Take every line from the listing below that includes "Golf" and copy it.

========================================

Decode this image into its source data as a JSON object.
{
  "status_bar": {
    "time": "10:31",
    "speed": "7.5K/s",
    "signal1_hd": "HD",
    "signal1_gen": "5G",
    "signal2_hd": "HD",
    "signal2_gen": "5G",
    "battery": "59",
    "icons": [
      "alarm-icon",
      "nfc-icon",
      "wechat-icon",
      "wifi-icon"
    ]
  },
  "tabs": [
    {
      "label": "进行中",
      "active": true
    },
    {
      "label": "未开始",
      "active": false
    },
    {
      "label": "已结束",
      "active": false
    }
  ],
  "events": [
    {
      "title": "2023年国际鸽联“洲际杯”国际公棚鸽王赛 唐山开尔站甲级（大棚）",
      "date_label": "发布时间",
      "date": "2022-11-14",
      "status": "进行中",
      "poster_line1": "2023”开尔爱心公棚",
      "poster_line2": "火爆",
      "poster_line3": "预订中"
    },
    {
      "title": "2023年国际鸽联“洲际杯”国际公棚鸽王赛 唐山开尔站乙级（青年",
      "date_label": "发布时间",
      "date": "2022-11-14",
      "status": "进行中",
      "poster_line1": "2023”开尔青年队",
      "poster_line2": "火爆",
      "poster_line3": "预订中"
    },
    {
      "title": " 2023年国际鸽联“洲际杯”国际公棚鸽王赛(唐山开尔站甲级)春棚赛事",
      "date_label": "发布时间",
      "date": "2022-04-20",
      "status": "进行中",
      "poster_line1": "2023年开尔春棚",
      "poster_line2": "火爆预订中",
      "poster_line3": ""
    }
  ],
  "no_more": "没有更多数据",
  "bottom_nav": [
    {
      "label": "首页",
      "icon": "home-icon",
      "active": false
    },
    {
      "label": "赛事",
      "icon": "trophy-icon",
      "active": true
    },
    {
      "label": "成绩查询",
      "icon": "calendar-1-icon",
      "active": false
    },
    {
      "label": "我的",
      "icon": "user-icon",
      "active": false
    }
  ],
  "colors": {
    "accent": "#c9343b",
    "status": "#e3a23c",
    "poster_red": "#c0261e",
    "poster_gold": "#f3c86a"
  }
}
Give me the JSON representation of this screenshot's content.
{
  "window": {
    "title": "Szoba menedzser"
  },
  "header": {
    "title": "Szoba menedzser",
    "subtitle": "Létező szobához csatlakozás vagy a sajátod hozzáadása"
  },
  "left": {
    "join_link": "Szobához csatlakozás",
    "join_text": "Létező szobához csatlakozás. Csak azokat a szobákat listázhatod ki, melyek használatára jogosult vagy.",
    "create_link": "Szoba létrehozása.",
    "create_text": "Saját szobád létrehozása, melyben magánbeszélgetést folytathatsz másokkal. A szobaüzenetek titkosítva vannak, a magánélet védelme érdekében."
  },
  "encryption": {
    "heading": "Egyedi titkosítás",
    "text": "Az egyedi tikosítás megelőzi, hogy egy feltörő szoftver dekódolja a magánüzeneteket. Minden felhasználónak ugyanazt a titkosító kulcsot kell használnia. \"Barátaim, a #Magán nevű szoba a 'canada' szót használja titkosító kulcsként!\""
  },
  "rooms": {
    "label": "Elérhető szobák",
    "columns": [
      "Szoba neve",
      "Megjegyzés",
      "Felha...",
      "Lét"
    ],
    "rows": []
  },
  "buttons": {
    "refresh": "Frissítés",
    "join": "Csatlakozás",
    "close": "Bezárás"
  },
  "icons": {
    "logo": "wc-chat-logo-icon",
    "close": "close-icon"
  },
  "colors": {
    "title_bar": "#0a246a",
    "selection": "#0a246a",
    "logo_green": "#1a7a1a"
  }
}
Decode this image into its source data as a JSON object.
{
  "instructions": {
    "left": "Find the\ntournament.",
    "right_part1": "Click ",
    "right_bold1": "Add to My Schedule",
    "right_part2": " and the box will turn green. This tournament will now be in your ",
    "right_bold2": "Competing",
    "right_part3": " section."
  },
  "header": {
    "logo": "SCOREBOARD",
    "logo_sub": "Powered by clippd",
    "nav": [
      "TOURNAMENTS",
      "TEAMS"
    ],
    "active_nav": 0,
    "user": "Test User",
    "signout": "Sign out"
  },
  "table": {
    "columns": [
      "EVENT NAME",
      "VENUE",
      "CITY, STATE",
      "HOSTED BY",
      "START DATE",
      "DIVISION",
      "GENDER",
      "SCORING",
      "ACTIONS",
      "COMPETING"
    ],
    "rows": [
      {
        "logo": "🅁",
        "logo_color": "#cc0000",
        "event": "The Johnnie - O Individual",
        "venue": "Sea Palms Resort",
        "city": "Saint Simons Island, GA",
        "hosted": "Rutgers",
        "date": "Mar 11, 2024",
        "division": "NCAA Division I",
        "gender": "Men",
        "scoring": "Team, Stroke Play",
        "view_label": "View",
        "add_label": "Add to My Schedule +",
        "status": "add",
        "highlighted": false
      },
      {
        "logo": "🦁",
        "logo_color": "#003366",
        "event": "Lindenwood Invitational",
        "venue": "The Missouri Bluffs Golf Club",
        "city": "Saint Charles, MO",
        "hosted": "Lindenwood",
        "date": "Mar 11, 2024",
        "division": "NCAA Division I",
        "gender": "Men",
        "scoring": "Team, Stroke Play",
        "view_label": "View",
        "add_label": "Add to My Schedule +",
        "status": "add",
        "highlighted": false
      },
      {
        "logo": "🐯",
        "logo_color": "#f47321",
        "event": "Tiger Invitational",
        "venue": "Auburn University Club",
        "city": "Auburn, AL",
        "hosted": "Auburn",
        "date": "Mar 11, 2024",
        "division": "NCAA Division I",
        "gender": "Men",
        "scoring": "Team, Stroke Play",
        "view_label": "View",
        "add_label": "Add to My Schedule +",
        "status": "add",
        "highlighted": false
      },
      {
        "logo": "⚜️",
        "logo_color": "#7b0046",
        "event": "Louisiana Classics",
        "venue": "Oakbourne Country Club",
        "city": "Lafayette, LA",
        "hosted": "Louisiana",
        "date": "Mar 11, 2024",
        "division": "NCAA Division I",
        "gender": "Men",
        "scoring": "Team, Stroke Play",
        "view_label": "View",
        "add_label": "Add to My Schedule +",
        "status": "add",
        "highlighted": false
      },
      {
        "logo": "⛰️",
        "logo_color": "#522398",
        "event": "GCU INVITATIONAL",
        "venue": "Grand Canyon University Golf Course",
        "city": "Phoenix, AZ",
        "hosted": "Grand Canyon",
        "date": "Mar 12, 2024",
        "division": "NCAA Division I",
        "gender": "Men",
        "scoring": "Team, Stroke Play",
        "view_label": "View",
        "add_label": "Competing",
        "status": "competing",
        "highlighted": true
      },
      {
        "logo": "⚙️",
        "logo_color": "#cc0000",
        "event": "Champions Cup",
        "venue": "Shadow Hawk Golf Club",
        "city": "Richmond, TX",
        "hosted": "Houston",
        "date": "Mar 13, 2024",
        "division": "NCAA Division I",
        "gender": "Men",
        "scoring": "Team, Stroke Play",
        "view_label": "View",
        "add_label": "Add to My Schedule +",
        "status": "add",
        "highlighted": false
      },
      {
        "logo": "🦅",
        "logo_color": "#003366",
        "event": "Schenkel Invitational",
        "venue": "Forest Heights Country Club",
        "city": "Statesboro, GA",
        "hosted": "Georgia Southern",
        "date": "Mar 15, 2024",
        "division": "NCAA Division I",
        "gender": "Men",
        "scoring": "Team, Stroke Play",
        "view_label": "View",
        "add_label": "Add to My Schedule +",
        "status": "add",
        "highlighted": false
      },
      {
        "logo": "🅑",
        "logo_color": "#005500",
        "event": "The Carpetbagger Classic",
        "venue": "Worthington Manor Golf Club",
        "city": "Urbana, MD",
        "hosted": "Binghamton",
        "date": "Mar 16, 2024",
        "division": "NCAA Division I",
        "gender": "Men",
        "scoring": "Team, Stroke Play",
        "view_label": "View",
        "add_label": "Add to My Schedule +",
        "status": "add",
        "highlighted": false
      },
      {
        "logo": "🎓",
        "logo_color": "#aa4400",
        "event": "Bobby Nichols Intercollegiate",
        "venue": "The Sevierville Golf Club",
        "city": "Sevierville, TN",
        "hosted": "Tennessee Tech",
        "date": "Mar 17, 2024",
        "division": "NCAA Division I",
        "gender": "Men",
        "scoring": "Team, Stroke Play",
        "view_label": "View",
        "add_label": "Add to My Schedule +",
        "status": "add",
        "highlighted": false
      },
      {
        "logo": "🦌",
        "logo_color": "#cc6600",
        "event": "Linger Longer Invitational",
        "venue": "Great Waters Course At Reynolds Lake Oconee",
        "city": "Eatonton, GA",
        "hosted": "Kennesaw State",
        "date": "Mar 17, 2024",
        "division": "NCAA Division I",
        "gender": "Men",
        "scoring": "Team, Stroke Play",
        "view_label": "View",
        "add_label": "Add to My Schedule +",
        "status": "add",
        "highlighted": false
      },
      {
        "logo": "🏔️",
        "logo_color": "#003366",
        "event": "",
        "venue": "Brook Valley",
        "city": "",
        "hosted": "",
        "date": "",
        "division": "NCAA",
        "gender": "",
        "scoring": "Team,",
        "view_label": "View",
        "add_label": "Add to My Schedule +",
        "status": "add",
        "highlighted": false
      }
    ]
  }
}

========================================

OUTPUT BELOW ->
        "venue": "The Missouri Bluffs Golf Club",
        "venue": "Grand Canyon University Golf Course",
        "venue": "Shadow Hawk Golf Club",
        "venue": "Worthington Manor Golf Club",
        "venue": "The Sevierville Golf Club",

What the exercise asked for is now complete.